--- Begin Data supplied ---

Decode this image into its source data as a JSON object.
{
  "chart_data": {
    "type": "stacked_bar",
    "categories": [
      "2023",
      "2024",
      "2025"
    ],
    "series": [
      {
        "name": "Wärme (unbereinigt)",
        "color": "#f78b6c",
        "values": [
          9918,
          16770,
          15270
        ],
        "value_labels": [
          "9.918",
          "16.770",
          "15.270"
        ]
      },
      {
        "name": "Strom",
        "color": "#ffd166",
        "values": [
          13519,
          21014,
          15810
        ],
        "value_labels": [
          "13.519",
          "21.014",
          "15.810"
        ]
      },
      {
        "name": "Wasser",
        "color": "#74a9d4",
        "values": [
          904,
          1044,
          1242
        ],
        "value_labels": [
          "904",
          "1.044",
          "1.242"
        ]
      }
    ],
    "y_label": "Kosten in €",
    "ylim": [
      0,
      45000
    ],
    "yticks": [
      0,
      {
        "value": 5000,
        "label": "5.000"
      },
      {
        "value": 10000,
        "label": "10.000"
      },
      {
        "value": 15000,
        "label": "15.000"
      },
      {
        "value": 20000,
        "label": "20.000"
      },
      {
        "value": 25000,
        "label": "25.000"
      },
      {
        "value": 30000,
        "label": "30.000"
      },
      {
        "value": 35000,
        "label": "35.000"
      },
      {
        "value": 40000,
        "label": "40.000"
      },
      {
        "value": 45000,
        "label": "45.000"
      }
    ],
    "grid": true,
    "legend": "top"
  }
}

--- End Data supplied ---

Task details:
Give back the whole listing exactly as it reads.

Response to the task:
Decode this image into its source data as a JSON object.
{
  "chart_data": {
    "type": "stacked_bar",
    "categories": [
      "2023",
      "2024",
      "2025"
    ],
    "series": [
      {
        "name": "Wärme (unbereinigt)",
        "color": "#f78b6c",
        "values": [
          9918,
          16770,
          15270
        ],
        "value_labels": [
          "9.918",
          "16.770",
          "15.270"
        ]
      },
      {
        "name": "Strom",
        "color": "#ffd166",
        "values": [
          13519,
          21014,
          15810
        ],
        "value_labels": [
          "13.519",
          "21.014",
          "15.810"
        ]
      },
      {
        "name": "Wasser",
        "color": "#74a9d4",
        "values": [
          904,
          1044,
          1242
        ],
        "value_labels": [
          "904",
          "1.044",
          "1.242"
        ]
      }
    ],
    "y_label": "Kosten in €",
    "ylim": [
      0,
      45000
    ],
    "yticks": [
      0,
      {
        "value": 5000,
        "label": "5.000"
      },
      {
        "value": 10000,
        "label": "10.000"
      },
      {
        "value": 15000,
        "label": "15.000"
      },
      {
        "value": 20000,
        "label": "20.000"
      },
      {
        "value": 25000,
        "label": "25.000"
      },
      {
        "value": 30000,
        "label": "30.000"
      },
      {
        "value": 35000,
        "label": "35.000"
      },
      {
        "value": 40000,
        "label": "40.000"
      },
      {
        "value": 45000,
        "label": "45.000"
      }
    ],
    "grid": true,
    "legend": "top"
  }
}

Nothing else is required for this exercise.